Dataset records
*-*-*

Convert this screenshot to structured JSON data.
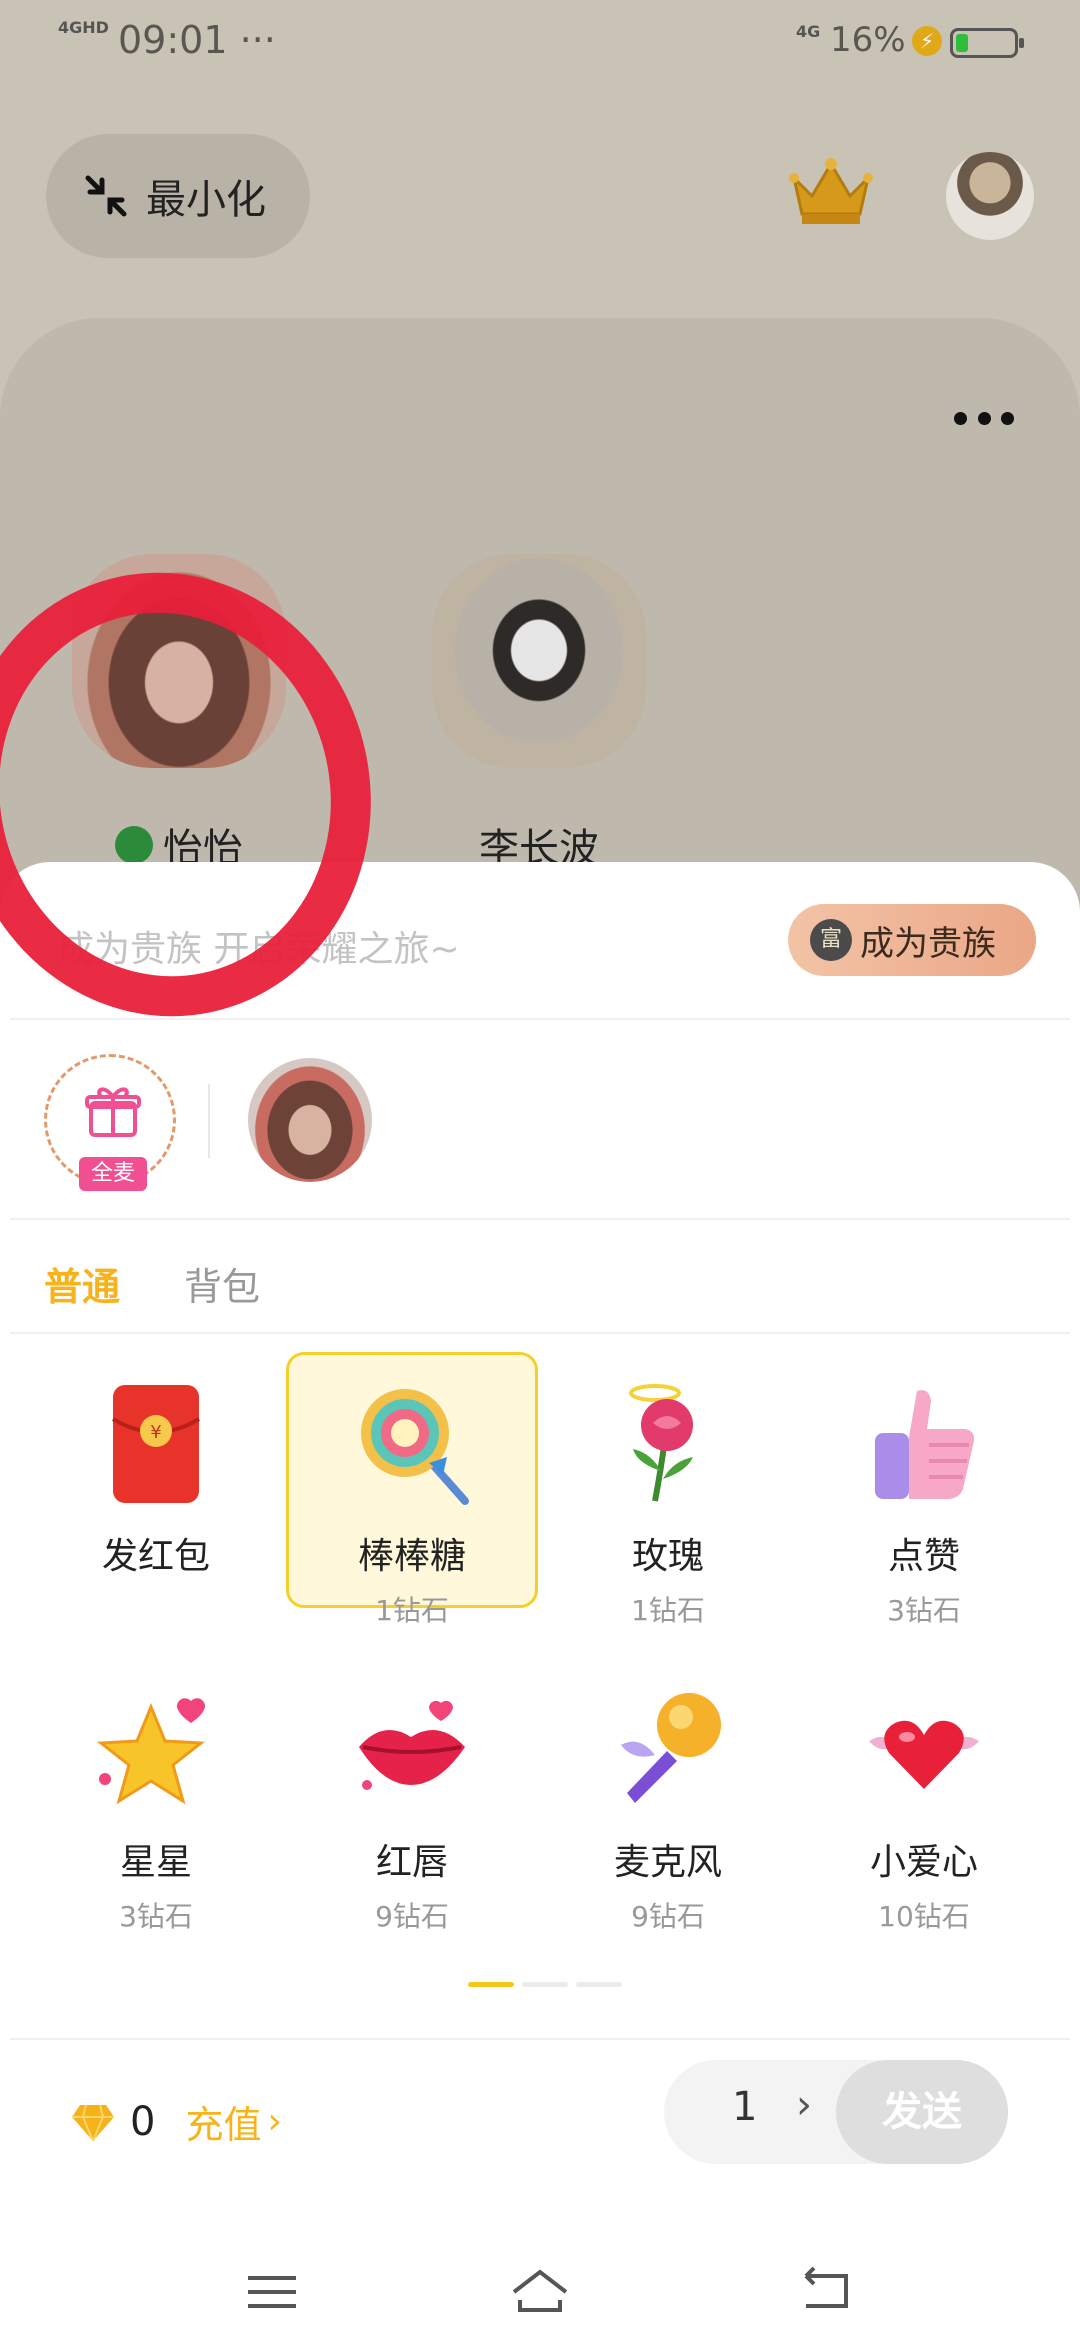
{
  "status_bar": {
    "network": "4GHD",
    "time": "09:01 ···",
    "network2": "4G",
    "battery_percent": "16%"
  },
  "background": {
    "minimize_label": "最小化",
    "seats": [
      {
        "name": "怡怡"
      },
      {
        "name": "李长波"
      }
    ]
  },
  "sheet": {
    "noble_hint": "成为贵族 开启荣耀之旅~",
    "noble_button": "成为贵族",
    "all_mic_badge": "全麦",
    "tabs": [
      {
        "label": "普通",
        "active": true
      },
      {
        "label": "背包",
        "active": false
      }
    ],
    "gifts": [
      {
        "name": "发红包",
        "price": "",
        "icon": "red-envelope-icon"
      },
      {
        "name": "棒棒糖",
        "price": "1钻石",
        "icon": "lollipop-icon",
        "selected": true
      },
      {
        "name": "玫瑰",
        "price": "1钻石",
        "icon": "rose-icon"
      },
      {
        "name": "点赞",
        "price": "3钻石",
        "icon": "thumbs-up-icon"
      },
      {
        "name": "星星",
        "price": "3钻石",
        "icon": "star-icon"
      },
      {
        "name": "红唇",
        "price": "9钻石",
        "icon": "lips-icon"
      },
      {
        "name": "麦克风",
        "price": "9钻石",
        "icon": "microphone-icon"
      },
      {
        "name": "小爱心",
        "price": "10钻石",
        "icon": "heart-icon"
      }
    ],
    "balance": {
      "count": "0",
      "recharge_label": "充值"
    },
    "send": {
      "quantity": "1",
      "label": "发送"
    }
  },
  "colors": {
    "accent": "#f6b31b",
    "annotation": "#e8203a",
    "selected_bg": "#fff8db"
  }
}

*-*-*

- [Required task] Output a single number: how many lines contain the word "成为贵族".

- [Final result] 2